Records from a data collection:

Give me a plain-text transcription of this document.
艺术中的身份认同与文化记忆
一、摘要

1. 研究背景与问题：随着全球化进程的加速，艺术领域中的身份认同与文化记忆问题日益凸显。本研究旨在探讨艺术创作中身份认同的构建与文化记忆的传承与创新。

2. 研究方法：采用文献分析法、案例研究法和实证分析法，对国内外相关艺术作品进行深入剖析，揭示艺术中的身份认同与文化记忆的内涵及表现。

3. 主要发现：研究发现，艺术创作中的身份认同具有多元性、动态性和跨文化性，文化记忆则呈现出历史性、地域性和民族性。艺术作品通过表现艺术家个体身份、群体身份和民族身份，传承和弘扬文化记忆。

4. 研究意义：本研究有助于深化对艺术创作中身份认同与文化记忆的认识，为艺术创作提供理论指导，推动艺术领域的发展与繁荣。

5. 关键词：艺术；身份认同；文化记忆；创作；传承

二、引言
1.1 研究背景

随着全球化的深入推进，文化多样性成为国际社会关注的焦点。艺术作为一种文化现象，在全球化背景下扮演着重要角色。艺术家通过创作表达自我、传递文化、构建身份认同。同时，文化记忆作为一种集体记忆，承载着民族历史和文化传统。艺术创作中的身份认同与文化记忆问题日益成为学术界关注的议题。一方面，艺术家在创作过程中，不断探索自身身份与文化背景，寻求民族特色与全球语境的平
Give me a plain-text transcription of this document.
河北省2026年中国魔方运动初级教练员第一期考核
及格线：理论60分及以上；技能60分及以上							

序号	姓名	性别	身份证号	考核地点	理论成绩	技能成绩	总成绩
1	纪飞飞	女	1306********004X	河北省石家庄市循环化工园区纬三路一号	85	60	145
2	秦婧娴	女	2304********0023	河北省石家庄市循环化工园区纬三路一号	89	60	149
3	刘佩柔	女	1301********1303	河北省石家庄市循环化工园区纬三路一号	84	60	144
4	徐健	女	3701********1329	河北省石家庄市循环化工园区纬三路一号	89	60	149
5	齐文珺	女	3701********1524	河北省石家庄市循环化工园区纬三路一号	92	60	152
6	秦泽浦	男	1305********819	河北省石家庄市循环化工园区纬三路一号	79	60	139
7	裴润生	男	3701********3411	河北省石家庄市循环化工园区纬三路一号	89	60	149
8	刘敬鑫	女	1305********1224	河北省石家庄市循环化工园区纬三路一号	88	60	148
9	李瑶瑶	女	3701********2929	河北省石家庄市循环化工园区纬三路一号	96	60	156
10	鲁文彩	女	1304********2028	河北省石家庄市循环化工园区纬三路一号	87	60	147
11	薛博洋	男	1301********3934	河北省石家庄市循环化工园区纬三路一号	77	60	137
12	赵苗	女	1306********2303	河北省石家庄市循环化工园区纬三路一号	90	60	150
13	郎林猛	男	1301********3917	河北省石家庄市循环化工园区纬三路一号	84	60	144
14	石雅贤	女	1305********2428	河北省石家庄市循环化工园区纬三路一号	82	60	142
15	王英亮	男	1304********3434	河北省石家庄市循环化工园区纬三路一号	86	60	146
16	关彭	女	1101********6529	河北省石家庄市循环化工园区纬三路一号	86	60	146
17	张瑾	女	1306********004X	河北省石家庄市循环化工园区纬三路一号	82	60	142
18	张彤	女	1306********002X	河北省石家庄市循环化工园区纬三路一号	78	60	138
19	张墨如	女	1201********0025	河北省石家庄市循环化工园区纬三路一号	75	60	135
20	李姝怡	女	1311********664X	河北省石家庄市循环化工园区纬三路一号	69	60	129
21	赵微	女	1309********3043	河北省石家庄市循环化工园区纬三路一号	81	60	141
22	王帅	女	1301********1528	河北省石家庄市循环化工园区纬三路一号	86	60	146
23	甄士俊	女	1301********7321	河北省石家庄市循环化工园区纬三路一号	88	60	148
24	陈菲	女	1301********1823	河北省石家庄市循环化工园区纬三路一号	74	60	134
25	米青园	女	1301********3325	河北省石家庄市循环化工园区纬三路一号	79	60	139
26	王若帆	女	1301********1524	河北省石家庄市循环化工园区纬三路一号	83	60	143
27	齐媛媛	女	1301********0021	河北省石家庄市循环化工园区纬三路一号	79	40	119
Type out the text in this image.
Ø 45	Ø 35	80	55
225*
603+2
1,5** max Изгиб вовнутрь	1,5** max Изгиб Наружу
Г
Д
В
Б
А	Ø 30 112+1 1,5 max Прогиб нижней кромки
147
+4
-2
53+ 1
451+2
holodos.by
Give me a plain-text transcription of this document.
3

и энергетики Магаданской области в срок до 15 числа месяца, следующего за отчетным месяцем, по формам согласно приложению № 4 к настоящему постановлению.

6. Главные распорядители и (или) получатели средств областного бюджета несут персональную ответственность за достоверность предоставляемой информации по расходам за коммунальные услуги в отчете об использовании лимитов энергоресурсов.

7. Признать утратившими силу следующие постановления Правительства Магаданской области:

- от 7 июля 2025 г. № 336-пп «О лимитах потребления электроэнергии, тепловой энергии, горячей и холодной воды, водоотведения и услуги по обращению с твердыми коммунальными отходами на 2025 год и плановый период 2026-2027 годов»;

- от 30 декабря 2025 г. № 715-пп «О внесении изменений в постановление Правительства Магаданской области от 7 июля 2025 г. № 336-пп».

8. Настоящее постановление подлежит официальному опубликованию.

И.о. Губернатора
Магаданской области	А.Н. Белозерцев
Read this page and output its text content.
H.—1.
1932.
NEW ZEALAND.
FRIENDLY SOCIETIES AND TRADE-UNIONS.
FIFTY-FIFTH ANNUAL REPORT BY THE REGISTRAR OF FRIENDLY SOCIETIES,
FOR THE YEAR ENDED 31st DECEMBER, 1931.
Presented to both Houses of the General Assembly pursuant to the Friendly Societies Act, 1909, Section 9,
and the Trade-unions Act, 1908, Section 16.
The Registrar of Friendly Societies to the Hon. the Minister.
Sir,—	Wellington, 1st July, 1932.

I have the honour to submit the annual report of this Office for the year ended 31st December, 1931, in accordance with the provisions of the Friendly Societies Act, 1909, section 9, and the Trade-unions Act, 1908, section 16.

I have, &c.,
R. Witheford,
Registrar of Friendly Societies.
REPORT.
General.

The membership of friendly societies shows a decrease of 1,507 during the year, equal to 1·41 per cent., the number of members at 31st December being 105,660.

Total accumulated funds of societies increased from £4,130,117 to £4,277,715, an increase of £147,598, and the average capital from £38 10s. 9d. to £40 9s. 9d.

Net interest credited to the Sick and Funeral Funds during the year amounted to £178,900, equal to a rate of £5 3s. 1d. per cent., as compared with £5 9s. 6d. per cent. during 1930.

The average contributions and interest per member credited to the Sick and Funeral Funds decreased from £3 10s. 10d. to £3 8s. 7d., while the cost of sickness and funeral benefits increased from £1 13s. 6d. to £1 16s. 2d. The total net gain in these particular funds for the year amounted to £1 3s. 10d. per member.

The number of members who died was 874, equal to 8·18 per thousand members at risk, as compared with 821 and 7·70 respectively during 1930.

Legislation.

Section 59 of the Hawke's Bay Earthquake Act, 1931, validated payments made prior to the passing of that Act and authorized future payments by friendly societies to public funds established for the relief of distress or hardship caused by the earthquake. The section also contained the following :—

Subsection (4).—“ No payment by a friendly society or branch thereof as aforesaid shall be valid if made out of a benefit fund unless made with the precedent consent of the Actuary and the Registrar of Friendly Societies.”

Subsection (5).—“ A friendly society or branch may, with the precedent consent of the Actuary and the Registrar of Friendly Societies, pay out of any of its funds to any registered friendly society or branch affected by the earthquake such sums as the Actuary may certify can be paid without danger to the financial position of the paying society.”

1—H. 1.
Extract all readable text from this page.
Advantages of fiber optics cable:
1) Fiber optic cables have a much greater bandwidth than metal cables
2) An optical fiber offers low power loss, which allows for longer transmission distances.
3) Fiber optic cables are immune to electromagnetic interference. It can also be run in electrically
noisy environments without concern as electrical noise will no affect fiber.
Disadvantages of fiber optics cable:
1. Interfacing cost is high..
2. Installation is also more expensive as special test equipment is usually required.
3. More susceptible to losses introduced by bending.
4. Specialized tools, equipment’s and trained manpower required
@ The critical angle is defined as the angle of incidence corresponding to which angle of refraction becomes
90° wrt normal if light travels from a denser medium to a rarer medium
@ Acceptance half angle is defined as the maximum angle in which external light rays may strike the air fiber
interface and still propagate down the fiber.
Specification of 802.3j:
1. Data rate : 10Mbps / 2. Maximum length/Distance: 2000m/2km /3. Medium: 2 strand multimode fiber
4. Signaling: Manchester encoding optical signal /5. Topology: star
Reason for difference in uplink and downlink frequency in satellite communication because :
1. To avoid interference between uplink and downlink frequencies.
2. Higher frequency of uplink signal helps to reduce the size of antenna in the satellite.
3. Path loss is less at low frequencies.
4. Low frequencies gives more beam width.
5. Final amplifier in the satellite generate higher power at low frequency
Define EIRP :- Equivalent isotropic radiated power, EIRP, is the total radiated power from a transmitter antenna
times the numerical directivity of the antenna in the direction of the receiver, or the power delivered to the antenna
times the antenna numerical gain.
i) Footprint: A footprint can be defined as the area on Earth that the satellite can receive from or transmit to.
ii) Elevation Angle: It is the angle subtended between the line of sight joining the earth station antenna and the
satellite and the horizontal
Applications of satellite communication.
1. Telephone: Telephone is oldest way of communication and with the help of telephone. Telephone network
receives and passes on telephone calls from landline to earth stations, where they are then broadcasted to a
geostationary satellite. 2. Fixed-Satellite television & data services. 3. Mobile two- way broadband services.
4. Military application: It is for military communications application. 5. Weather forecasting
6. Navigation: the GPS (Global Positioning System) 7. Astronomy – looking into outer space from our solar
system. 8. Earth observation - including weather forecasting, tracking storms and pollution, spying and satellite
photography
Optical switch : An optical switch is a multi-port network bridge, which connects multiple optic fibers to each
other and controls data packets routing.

OBJECTIVE: Collect the lines of the data that carry the word "telephone".

WORKED ANSWER:
1. Telephone: Telephone is oldest way of communication and with the help of telephone. Telephone network
receives and passes on telephone calls from landline to earth stations, where they are then broadcasted to a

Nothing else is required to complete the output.